— WHAT IS EXPECTED —
Pull every line holding the string "надзорного" from the records below.

— Recorded data —
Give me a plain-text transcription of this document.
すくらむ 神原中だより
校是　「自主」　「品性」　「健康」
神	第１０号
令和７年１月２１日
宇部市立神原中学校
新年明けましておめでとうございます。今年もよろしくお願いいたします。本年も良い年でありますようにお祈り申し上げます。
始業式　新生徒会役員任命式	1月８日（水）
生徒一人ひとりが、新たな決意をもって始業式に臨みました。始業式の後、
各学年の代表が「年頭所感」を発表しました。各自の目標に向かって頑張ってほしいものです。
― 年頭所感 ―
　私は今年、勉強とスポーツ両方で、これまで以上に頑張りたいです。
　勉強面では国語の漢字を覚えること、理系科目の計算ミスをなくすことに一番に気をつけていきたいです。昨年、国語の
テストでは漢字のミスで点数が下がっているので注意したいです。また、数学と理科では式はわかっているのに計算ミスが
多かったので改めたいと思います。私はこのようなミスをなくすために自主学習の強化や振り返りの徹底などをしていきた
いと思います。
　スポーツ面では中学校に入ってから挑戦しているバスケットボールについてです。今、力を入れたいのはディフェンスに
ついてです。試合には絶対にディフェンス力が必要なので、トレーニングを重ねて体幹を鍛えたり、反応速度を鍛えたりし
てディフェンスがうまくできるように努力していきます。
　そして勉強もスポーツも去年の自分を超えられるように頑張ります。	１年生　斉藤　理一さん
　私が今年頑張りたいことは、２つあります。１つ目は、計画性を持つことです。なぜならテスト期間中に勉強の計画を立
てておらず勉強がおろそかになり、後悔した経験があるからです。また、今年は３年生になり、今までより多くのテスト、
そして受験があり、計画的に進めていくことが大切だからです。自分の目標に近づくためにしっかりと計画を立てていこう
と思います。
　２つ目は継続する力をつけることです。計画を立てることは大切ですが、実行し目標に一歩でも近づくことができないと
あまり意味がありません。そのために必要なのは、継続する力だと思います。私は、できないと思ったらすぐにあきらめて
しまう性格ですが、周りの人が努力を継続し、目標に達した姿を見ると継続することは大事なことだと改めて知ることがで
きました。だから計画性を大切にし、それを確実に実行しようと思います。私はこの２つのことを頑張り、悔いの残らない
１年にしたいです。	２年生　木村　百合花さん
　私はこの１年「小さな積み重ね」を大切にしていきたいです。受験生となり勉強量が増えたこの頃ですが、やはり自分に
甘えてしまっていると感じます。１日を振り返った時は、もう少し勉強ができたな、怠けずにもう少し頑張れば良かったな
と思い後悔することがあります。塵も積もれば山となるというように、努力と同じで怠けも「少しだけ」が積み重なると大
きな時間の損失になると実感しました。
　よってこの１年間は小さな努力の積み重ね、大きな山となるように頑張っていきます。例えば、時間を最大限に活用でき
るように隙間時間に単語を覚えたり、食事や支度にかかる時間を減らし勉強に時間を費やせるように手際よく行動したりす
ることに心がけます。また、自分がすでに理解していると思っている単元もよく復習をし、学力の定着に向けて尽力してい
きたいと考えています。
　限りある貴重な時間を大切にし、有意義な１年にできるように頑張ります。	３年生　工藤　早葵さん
...
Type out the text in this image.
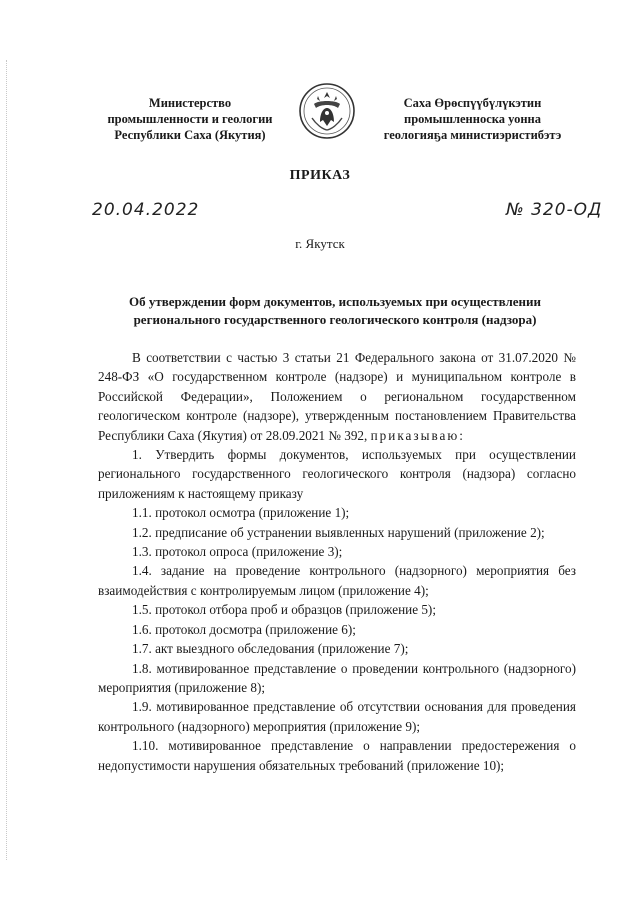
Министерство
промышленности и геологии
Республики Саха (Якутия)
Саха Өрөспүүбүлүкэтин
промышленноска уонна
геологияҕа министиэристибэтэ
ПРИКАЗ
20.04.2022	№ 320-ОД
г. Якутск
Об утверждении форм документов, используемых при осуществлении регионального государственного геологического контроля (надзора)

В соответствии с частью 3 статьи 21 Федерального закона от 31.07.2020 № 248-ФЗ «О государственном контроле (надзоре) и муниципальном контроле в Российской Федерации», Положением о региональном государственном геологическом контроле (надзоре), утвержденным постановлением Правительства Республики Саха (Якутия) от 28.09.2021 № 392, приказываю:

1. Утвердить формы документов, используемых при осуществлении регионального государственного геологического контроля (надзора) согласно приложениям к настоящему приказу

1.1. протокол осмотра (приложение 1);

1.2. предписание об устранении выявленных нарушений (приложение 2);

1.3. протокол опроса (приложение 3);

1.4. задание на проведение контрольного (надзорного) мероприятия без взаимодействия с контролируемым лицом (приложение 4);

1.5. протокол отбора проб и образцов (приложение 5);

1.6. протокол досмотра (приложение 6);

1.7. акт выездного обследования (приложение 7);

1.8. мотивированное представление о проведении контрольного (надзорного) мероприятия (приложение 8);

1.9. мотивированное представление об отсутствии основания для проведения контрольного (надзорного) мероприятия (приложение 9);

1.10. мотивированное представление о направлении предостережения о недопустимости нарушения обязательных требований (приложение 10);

— OUTPUT FOR THIS EXERCISE —
1.4. задание на проведение контрольного (надзорного) мероприятия без взаимодействия с контролируемым лицом (приложение 4);
1.8. мотивированное представление о проведении контрольного (надзорного) мероприятия (приложение 8);
1.9. мотивированное представление об отсутствии основания для проведения контрольного (надзорного) мероприятия (приложение 9);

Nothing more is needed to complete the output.